◆ **Task**
Please transcribe the records precisely; pictures stay out of your copy.

─── Recorded data ───

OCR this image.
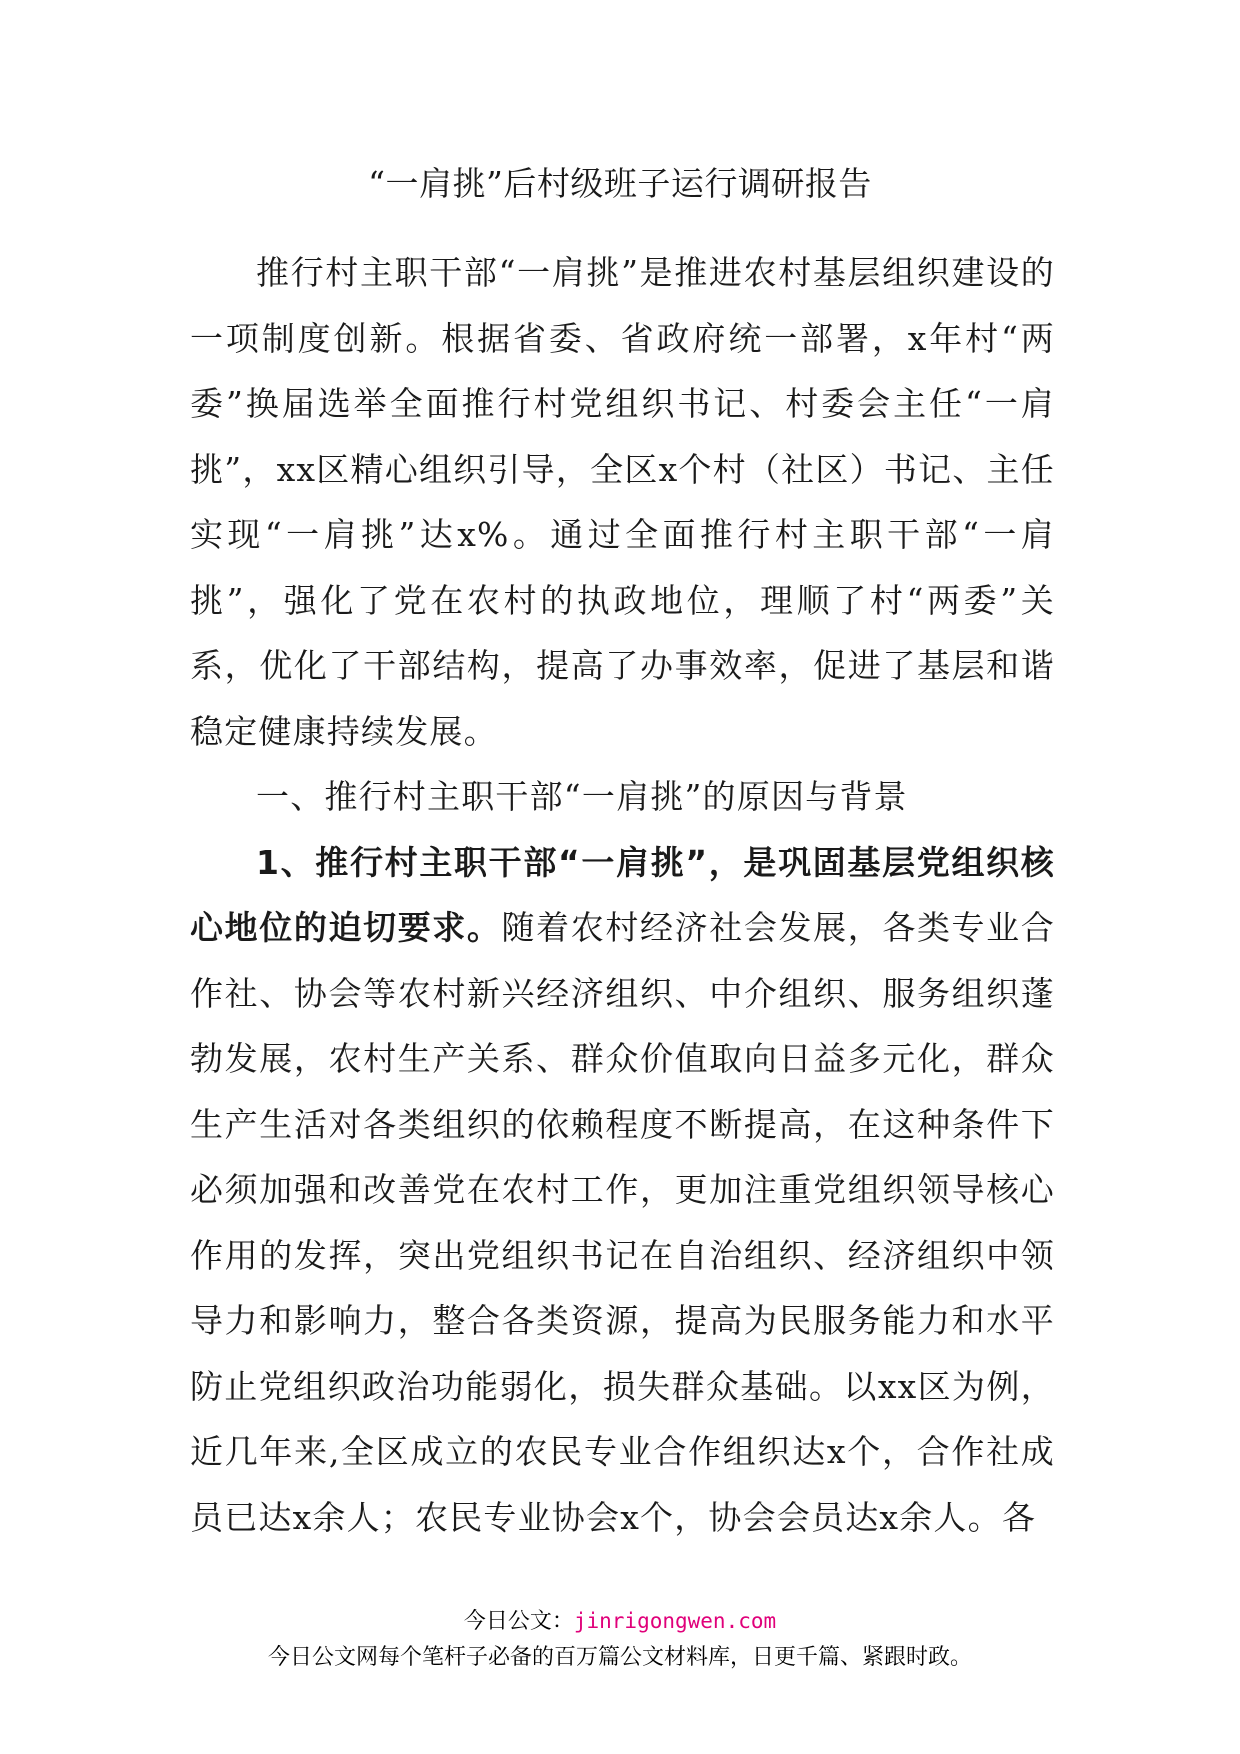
“一肩挑”后村级班子运行调研报告

推行村主职干部“一肩挑”是推进农村基层组织建设的一项制度创新。根据省委、省政府统一部署，x年村“两委”换届选举全面推行村党组织书记、村委会主任“一肩挑”，xx区精心组织引导，全区x个村（社区）书记、主任实现“一肩挑”达x%。通过全面推行村主职干部“一肩挑”，强化了党在农村的执政地位，理顺了村“两委”关系，优化了干部结构，提高了办事效率，促进了基层和谐稳定健康持续发展。

一、推行村主职干部“一肩挑”的原因与背景

1、推行村主职干部“一肩挑”，是巩固基层党组织核心地位的迫切要求。随着农村经济社会发展，各类专业合作社、协会等农村新兴经济组织、中介组织、服务组织蓬勃发展，农村生产关系、群众价值取向日益多元化，群众生产生活对各类组织的依赖程度不断提高，在这种条件下必须加强和改善党在农村工作，更加注重党组织领导核心作用的发挥，突出党组织书记在自治组织、经济组织中领导力和影响力，整合各类资源，提高为民服务能力和水平防止党组织政治功能弱化，损失群众基础。以xx区为例，近几年来,全区成立的农民专业合作组织达x个，合作社成员已达x余人；农民专业协会x个，协会会员达x余人。各

今日公文：jinrigongwen.com
今日公文网每个笔杆子必备的百万篇公文材料库，日更千篇、紧跟时政。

───

◆ **Answer in full**
OCR this image.
“一肩挑”后村级班子运行调研报告

推行村主职干部“一肩挑”是推进农村基层组织建设的一项制度创新。根据省委、省政府统一部署，x年村“两委”换届选举全面推行村党组织书记、村委会主任“一肩挑”，xx区精心组织引导，全区x个村（社区）书记、主任实现“一肩挑”达x%。通过全面推行村主职干部“一肩挑”，强化了党在农村的执政地位，理顺了村“两委”关系，优化了干部结构，提高了办事效率，促进了基层和谐稳定健康持续发展。

一、推行村主职干部“一肩挑”的原因与背景

1、推行村主职干部“一肩挑”，是巩固基层党组织核心地位的迫切要求。随着农村经济社会发展，各类专业合作社、协会等农村新兴经济组织、中介组织、服务组织蓬勃发展，农村生产关系、群众价值取向日益多元化，群众生产生活对各类组织的依赖程度不断提高，在这种条件下必须加强和改善党在农村工作，更加注重党组织领导核心作用的发挥，突出党组织书记在自治组织、经济组织中领导力和影响力，整合各类资源，提高为民服务能力和水平防止党组织政治功能弱化，损失群众基础。以xx区为例，近几年来,全区成立的农民专业合作组织达x个，合作社成员已达x余人；农民专业协会x个，协会会员达x余人。各

今日公文：jinrigongwen.com
今日公文网每个笔杆子必备的百万篇公文材料库，日更千篇、紧跟时政。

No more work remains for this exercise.